Problem requirements: Pull each line holding "Malang" out of the entries below.

━━━━━ Provided records ━━━━━

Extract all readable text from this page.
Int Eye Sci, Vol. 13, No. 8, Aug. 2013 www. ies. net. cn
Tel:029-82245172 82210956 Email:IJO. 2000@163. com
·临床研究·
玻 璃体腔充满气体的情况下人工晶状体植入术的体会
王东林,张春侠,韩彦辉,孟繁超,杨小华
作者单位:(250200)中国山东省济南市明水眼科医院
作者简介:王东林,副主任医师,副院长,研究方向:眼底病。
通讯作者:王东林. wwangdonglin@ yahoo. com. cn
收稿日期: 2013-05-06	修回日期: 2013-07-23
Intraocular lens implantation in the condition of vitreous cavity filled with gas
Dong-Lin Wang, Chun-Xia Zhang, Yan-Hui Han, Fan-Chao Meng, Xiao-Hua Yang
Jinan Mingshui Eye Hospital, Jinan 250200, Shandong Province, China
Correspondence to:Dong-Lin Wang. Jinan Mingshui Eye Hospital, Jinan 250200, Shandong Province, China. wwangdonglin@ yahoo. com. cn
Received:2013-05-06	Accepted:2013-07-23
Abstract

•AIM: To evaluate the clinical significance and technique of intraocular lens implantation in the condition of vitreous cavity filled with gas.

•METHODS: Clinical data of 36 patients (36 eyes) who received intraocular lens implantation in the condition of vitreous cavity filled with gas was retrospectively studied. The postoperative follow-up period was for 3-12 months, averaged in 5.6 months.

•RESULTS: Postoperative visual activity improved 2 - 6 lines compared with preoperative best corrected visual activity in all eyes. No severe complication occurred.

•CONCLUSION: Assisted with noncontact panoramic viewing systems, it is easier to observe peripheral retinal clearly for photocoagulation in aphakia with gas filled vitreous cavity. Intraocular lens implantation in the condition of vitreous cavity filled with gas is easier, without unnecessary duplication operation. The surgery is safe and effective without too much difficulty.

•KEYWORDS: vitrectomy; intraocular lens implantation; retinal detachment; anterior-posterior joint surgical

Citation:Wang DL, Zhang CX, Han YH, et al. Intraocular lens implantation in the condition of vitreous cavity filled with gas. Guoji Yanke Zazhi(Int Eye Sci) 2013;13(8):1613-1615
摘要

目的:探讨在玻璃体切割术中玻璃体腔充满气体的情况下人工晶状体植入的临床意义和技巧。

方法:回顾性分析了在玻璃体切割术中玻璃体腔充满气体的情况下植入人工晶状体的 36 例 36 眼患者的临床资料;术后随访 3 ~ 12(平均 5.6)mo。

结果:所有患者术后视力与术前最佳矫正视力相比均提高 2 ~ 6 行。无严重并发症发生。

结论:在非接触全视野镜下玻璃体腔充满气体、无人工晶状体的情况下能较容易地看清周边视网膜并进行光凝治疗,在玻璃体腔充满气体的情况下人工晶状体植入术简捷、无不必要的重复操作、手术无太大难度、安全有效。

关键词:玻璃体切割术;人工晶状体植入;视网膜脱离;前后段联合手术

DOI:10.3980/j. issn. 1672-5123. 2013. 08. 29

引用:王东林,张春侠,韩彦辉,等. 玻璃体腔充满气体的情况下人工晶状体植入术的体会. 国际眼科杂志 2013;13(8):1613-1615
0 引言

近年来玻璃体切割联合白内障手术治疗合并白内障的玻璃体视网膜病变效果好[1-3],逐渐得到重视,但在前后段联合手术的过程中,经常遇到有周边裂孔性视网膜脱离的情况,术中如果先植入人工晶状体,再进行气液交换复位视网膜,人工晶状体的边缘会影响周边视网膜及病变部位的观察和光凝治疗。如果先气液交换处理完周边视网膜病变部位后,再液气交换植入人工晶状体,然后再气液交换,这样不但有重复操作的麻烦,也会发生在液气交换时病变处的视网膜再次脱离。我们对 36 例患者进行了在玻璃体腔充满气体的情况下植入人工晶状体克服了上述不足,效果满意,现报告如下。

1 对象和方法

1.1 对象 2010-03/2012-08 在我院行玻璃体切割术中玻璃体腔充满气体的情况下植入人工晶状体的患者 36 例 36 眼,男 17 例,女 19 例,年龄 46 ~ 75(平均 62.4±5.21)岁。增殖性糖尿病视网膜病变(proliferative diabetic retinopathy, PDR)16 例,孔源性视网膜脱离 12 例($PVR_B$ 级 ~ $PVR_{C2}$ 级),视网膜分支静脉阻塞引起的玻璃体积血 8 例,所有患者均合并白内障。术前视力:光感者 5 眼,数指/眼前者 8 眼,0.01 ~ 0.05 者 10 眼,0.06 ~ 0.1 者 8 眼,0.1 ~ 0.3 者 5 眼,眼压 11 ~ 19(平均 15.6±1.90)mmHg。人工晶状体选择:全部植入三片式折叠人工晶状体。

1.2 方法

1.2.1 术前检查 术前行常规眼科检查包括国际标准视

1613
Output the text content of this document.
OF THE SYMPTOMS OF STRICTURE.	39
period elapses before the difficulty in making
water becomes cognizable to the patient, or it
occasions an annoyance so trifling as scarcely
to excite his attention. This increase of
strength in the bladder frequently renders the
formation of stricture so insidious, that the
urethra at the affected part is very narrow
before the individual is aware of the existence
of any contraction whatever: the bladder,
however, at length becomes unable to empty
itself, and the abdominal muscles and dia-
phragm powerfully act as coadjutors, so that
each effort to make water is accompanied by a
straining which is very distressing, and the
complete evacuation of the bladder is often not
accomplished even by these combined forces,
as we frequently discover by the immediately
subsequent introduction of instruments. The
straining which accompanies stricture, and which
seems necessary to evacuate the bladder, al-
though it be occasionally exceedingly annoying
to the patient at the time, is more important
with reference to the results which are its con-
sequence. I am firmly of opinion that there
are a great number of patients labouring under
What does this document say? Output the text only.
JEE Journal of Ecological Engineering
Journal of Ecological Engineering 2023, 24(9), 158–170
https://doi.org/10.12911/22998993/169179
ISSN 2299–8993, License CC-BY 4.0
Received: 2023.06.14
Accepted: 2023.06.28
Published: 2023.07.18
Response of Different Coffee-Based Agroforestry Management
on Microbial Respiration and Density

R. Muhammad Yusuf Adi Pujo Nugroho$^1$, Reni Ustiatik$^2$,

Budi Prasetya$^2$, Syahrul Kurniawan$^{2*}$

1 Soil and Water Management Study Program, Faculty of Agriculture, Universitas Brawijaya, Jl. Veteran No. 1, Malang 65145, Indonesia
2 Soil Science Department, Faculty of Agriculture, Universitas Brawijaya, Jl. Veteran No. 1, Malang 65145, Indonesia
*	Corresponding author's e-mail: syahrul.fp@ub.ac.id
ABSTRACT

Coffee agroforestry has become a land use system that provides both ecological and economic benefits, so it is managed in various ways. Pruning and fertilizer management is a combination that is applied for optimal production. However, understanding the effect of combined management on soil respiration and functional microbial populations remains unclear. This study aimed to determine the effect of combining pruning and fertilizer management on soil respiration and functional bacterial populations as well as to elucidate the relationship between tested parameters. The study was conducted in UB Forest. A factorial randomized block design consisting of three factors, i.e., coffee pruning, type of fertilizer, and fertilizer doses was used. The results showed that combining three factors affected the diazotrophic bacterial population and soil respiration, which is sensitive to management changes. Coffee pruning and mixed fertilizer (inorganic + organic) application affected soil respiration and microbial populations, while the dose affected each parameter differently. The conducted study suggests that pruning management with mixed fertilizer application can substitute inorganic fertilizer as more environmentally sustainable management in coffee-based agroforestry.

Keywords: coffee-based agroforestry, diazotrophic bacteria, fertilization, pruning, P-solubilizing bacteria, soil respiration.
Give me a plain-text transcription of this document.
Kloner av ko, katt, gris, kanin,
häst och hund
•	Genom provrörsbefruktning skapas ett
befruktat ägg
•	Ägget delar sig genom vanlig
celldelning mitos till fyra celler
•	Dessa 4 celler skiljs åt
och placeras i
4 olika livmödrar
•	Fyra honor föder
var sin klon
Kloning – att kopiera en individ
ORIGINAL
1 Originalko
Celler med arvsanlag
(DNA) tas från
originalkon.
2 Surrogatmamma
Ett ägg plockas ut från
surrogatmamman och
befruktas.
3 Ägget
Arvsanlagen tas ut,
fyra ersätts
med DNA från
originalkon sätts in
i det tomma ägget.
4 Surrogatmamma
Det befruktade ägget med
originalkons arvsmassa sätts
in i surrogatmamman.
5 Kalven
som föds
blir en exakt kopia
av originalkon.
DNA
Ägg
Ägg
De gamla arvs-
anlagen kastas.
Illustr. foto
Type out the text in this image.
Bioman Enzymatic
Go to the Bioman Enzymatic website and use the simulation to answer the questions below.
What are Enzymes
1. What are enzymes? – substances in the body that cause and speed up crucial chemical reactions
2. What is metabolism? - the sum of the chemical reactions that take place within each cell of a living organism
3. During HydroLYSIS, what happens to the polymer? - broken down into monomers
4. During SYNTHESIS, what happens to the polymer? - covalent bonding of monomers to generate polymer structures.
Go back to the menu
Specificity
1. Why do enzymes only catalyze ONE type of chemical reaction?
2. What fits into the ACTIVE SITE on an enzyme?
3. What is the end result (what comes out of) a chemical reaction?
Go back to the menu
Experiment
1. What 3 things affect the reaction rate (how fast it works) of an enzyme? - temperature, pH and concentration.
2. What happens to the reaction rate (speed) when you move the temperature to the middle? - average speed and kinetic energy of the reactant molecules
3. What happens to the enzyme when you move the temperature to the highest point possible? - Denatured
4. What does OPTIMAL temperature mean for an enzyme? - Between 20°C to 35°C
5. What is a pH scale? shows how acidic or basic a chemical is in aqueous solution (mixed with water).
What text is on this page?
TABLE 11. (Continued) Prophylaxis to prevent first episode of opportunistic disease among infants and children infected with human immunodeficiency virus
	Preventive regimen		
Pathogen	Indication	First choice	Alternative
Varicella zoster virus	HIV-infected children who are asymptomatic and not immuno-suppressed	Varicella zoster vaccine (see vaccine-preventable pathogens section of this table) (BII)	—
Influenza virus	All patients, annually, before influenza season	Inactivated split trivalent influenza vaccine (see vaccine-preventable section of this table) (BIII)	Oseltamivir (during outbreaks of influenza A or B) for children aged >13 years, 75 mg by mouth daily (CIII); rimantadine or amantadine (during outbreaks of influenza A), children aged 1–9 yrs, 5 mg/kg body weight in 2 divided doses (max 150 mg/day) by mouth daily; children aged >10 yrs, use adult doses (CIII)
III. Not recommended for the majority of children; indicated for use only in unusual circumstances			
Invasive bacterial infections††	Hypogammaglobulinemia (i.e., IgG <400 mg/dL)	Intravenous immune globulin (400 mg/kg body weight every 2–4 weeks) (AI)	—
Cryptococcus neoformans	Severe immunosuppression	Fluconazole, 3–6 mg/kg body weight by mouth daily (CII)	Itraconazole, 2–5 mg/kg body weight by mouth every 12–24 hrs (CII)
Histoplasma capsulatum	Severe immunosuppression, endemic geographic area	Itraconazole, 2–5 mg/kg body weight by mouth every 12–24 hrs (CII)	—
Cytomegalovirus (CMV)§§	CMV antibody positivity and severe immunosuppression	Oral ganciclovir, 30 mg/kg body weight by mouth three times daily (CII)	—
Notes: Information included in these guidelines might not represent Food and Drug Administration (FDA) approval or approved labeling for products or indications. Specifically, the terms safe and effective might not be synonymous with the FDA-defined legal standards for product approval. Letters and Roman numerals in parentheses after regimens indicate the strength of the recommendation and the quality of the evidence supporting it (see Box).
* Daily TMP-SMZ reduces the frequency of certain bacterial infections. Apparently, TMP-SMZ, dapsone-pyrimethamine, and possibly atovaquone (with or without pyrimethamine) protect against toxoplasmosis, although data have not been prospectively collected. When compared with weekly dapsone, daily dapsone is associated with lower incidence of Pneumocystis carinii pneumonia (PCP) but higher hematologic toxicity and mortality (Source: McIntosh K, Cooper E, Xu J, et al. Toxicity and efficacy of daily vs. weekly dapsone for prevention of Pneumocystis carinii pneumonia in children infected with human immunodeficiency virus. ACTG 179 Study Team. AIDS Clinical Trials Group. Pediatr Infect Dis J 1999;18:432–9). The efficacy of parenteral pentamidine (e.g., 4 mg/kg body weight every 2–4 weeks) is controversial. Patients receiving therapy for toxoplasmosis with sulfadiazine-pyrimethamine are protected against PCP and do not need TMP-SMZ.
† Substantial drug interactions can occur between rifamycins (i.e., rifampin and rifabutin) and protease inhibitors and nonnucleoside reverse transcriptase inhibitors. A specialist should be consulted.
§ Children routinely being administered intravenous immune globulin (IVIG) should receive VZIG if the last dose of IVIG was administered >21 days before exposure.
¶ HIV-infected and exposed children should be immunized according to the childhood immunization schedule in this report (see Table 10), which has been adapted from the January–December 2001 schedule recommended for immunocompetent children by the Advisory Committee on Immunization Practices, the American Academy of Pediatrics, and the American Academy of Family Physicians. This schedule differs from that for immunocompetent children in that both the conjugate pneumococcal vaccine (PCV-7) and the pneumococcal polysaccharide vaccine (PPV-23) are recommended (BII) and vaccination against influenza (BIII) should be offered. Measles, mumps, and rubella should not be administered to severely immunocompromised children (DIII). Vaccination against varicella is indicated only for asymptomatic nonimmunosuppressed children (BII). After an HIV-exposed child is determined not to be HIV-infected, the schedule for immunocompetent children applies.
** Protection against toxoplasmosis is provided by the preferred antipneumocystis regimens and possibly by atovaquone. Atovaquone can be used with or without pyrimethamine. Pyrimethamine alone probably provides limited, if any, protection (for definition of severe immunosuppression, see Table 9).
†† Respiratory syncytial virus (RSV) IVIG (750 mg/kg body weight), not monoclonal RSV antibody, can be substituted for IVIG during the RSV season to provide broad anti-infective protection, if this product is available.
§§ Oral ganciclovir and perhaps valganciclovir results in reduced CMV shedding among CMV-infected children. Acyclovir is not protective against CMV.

━━━━━

Response to the exercise:
1 Soil and Water Management Study Program, Faculty of Agriculture, Universitas Brawijaya, Jl. Veteran No. 1, Malang 65145, Indonesia
2 Soil Science Department, Faculty of Agriculture, Universitas Brawijaya, Jl. Veteran No. 1, Malang 65145, Indonesia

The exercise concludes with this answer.